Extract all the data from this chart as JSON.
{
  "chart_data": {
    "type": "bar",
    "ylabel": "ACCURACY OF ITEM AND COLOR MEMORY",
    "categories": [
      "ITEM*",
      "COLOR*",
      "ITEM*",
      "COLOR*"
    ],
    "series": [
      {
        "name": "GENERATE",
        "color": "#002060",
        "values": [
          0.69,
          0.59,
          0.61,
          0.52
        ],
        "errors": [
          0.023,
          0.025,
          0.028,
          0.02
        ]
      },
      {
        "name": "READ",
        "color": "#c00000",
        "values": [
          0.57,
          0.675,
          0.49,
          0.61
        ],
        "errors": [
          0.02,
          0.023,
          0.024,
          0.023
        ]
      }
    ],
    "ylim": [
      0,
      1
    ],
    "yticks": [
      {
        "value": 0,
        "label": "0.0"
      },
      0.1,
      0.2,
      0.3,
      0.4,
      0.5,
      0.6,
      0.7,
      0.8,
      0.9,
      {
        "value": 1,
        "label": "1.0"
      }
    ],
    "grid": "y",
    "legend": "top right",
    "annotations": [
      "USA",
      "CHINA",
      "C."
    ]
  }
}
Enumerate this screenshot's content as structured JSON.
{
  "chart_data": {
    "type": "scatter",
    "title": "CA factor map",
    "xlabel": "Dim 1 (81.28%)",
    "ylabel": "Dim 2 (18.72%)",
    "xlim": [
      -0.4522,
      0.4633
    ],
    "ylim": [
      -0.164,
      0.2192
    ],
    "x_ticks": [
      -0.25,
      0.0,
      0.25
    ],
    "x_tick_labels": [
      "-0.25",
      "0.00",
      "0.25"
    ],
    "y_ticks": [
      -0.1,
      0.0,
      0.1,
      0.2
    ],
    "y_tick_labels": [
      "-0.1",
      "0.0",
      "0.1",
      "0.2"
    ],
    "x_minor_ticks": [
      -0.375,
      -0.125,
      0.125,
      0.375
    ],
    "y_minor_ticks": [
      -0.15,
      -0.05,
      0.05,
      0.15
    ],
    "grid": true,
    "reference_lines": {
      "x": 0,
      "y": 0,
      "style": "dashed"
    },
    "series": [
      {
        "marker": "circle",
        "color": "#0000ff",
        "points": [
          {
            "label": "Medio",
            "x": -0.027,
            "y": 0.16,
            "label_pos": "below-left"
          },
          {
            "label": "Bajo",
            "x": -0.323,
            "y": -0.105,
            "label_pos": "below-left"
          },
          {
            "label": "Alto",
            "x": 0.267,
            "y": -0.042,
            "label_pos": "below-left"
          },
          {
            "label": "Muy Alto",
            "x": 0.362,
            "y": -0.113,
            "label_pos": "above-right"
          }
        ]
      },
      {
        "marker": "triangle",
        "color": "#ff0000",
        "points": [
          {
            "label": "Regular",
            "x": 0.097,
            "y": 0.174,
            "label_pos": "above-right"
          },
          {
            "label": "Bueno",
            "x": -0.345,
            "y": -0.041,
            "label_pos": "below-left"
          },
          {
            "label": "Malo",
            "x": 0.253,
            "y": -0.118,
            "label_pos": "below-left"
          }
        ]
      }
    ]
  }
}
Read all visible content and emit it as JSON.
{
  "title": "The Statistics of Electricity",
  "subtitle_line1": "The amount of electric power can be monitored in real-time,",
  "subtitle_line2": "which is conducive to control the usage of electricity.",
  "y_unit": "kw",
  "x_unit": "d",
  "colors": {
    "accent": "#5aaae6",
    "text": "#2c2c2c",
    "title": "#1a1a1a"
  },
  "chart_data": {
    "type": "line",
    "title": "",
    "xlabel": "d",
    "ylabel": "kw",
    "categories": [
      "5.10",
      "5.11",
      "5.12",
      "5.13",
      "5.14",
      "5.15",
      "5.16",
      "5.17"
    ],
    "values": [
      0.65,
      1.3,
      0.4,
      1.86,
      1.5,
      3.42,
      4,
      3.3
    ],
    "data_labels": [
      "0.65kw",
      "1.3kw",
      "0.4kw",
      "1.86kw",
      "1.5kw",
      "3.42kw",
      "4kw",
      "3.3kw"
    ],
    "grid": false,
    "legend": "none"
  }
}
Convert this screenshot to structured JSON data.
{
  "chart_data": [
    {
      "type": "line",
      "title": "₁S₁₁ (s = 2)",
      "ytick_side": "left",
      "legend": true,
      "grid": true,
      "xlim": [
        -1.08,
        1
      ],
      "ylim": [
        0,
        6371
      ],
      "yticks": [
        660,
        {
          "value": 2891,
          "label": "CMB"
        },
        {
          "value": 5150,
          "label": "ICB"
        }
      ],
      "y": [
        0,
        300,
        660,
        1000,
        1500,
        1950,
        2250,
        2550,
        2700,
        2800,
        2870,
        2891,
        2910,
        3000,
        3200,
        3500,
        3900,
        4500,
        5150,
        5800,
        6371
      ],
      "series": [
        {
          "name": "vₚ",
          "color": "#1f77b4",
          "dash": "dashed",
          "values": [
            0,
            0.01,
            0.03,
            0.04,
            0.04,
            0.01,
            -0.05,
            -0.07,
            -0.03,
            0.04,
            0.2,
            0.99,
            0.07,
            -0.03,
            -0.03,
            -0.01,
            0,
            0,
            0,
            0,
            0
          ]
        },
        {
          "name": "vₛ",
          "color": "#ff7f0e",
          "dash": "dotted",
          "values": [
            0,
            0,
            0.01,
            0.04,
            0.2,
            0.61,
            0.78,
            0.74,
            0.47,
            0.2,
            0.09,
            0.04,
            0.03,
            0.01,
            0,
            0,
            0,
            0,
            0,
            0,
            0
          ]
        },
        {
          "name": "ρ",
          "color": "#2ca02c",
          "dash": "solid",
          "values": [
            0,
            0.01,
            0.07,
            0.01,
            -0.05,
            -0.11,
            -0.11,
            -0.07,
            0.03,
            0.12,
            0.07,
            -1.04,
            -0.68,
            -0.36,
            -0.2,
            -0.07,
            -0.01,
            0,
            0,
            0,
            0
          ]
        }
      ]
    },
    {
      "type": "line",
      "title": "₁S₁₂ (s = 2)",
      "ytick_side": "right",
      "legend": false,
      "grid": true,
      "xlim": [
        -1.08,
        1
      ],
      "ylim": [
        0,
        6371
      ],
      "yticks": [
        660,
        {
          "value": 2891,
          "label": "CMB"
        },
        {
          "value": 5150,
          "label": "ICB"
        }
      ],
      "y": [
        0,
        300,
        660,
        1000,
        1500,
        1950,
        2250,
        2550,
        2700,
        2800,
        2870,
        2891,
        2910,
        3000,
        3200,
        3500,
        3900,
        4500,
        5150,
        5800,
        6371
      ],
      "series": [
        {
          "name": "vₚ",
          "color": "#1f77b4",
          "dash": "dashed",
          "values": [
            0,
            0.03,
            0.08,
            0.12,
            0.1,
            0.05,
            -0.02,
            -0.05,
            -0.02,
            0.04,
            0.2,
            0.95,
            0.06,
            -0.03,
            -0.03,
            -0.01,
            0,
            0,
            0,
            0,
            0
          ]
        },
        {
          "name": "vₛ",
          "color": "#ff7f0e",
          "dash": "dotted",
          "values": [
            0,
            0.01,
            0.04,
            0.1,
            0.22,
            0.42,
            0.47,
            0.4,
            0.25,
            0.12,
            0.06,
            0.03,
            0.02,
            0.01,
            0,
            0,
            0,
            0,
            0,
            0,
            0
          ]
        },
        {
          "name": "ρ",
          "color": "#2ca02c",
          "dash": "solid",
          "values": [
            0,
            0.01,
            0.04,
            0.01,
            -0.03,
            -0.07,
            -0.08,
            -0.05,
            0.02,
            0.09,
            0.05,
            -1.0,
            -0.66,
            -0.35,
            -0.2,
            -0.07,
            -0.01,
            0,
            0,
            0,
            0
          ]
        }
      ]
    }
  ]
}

**TASK DIRECTIONS:**
Exactly reproduce every line of the records.

**PROBLEM SOLUTION:**
Extract all the data from this chart as JSON.
{
  "chart_data": {
    "type": "bar",
    "ylabel": "ACCURACY OF ITEM AND COLOR MEMORY",
    "categories": [
      "ITEM*",
      "COLOR*",
      "ITEM*",
      "COLOR*"
    ],
    "series": [
      {
        "name": "GENERATE",
        "color": "#002060",
        "values": [
          0.69,
          0.59,
          0.61,
          0.52
        ],
        "errors": [
          0.023,
          0.025,
          0.028,
          0.02
        ]
      },
      {
        "name": "READ",
        "color": "#c00000",
        "values": [
          0.57,
          0.675,
          0.49,
          0.61
        ],
        "errors": [
          0.02,
          0.023,
          0.024,
          0.023
        ]
      }
    ],
    "ylim": [
      0,
      1
    ],
    "yticks": [
      {
        "value": 0,
        "label": "0.0"
      },
      0.1,
      0.2,
      0.3,
      0.4,
      0.5,
      0.6,
      0.7,
      0.8,
      0.9,
      {
        "value": 1,
        "label": "1.0"
      }
    ],
    "grid": "y",
    "legend": "top right",
    "annotations": [
      "USA",
      "CHINA",
      "C."
    ]
  }
}
Enumerate this screenshot's content as structured JSON.
{
  "chart_data": {
    "type": "scatter",
    "title": "CA factor map",
    "xlabel": "Dim 1 (81.28%)",
    "ylabel": "Dim 2 (18.72%)",
    "xlim": [
      -0.4522,
      0.4633
    ],
    "ylim": [
      -0.164,
      0.2192
    ],
    "x_ticks": [
      -0.25,
      0.0,
      0.25
    ],
    "x_tick_labels": [
      "-0.25",
      "0.00",
      "0.25"
    ],
    "y_ticks": [
      -0.1,
      0.0,
      0.1,
      0.2
    ],
    "y_tick_labels": [
      "-0.1",
      "0.0",
      "0.1",
      "0.2"
    ],
    "x_minor_ticks": [
      -0.375,
      -0.125,
      0.125,
      0.375
    ],
    "y_minor_ticks": [
      -0.15,
      -0.05,
      0.05,
      0.15
    ],
    "grid": true,
    "reference_lines": {
      "x": 0,
      "y": 0,
      "style": "dashed"
    },
    "series": [
      {
        "marker": "circle",
        "color": "#0000ff",
        "points": [
          {
            "label": "Medio",
            "x": -0.027,
            "y": 0.16,
            "label_pos": "below-left"
          },
          {
            "label": "Bajo",
            "x": -0.323,
            "y": -0.105,
            "label_pos": "below-left"
          },
          {
            "label": "Alto",
            "x": 0.267,
            "y": -0.042,
            "label_pos": "below-left"
          },
          {
            "label": "Muy Alto",
            "x": 0.362,
            "y": -0.113,
            "label_pos": "above-right"
          }
        ]
      },
      {
        "marker": "triangle",
        "color": "#ff0000",
        "points": [
          {
            "label": "Regular",
            "x": 0.097,
            "y": 0.174,
            "label_pos": "above-right"
          },
          {
            "label": "Bueno",
            "x": -0.345,
            "y": -0.041,
            "label_pos": "below-left"
          },
          {
            "label": "Malo",
            "x": 0.253,
            "y": -0.118,
            "label_pos": "below-left"
          }
        ]
      }
    ]
  }
}
Read all visible content and emit it as JSON.
{
  "title": "The Statistics of Electricity",
  "subtitle_line1": "The amount of electric power can be monitored in real-time,",
  "subtitle_line2": "which is conducive to control the usage of electricity.",
  "y_unit": "kw",
  "x_unit": "d",
  "colors": {
    "accent": "#5aaae6",
    "text": "#2c2c2c",
    "title": "#1a1a1a"
  },
  "chart_data": {
    "type": "line",
    "title": "",
    "xlabel": "d",
    "ylabel": "kw",
    "categories": [
      "5.10",
      "5.11",
      "5.12",
      "5.13",
      "5.14",
      "5.15",
      "5.16",
      "5.17"
    ],
    "values": [
      0.65,
      1.3,
      0.4,
      1.86,
      1.5,
      3.42,
      4,
      3.3
    ],
    "data_labels": [
      "0.65kw",
      "1.3kw",
      "0.4kw",
      "1.86kw",
      "1.5kw",
      "3.42kw",
      "4kw",
      "3.3kw"
    ],
    "grid": false,
    "legend": "none"
  }
}
Convert this screenshot to structured JSON data.
{
  "chart_data": [
    {
      "type": "line",
      "title": "₁S₁₁ (s = 2)",
      "ytick_side": "left",
      "legend": true,
      "grid": true,
      "xlim": [
        -1.08,
        1
      ],
      "ylim": [
        0,
        6371
      ],
      "yticks": [
        660,
        {
          "value": 2891,
          "label": "CMB"
        },
        {
          "value": 5150,
          "label": "ICB"
        }
      ],
      "y": [
        0,
        300,
        660,
        1000,
        1500,
        1950,
        2250,
        2550,
        2700,
        2800,
        2870,
        2891,
        2910,
        3000,
        3200,
        3500,
        3900,
        4500,
        5150,
        5800,
        6371
      ],
      "series": [
        {
          "name": "vₚ",
          "color": "#1f77b4",
          "dash": "dashed",
          "values": [
            0,
            0.01,
            0.03,
            0.04,
            0.04,
            0.01,
            -0.05,
            -0.07,
            -0.03,
            0.04,
            0.2,
            0.99,
            0.07,
            -0.03,
            -0.03,
            -0.01,
            0,
            0,
            0,
            0,
            0
          ]
        },
        {
          "name": "vₛ",
          "color": "#ff7f0e",
          "dash": "dotted",
          "values": [
            0,
            0,
            0.01,
            0.04,
            0.2,
            0.61,
            0.78,
            0.74,
            0.47,
            0.2,
            0.09,
            0.04,
            0.03,
            0.01,
            0,
            0,
            0,
            0,
            0,
            0,
            0
          ]
        },
        {
          "name": "ρ",
          "color": "#2ca02c",
          "dash": "solid",
          "values": [
            0,
            0.01,
            0.07,
            0.01,
            -0.05,
            -0.11,
            -0.11,
            -0.07,
            0.03,
            0.12,
            0.07,
            -1.04,
            -0.68,
            -0.36,
            -0.2,
            -0.07,
            -0.01,
            0,
            0,
            0,
            0
          ]
        }
      ]
    },
    {
      "type": "line",
      "title": "₁S₁₂ (s = 2)",
      "ytick_side": "right",
      "legend": false,
      "grid": true,
      "xlim": [
        -1.08,
        1
      ],
      "ylim": [
        0,
        6371
      ],
      "yticks": [
        660,
        {
          "value": 2891,
          "label": "CMB"
        },
        {
          "value": 5150,
          "label": "ICB"
        }
      ],
      "y": [
        0,
        300,
        660,
        1000,
        1500,
        1950,
        2250,
        2550,
        2700,
        2800,
        2870,
        2891,
        2910,
        3000,
        3200,
        3500,
        3900,
        4500,
        5150,
        5800,
        6371
      ],
      "series": [
        {
          "name": "vₚ",
          "color": "#1f77b4",
          "dash": "dashed",
          "values": [
            0,
            0.03,
            0.08,
            0.12,
            0.1,
            0.05,
            -0.02,
            -0.05,
            -0.02,
            0.04,
            0.2,
            0.95,
            0.06,
            -0.03,
            -0.03,
            -0.01,
            0,
            0,
            0,
            0,
            0
          ]
        },
        {
          "name": "vₛ",
          "color": "#ff7f0e",
          "dash": "dotted",
          "values": [
            0,
            0.01,
            0.04,
            0.1,
            0.22,
            0.42,
            0.47,
            0.4,
            0.25,
            0.12,
            0.06,
            0.03,
            0.02,
            0.01,
            0,
            0,
            0,
            0,
            0,
            0,
            0
          ]
        },
        {
          "name": "ρ",
          "color": "#2ca02c",
          "dash": "solid",
          "values": [
            0,
            0.01,
            0.04,
            0.01,
            -0.03,
            -0.07,
            -0.08,
            -0.05,
            0.02,
            0.09,
            0.05,
            -1.0,
            -0.66,
            -0.35,
            -0.2,
            -0.07,
            -0.01,
            0,
            0,
            0,
            0
          ]
        }
      ]
    }
  ]
}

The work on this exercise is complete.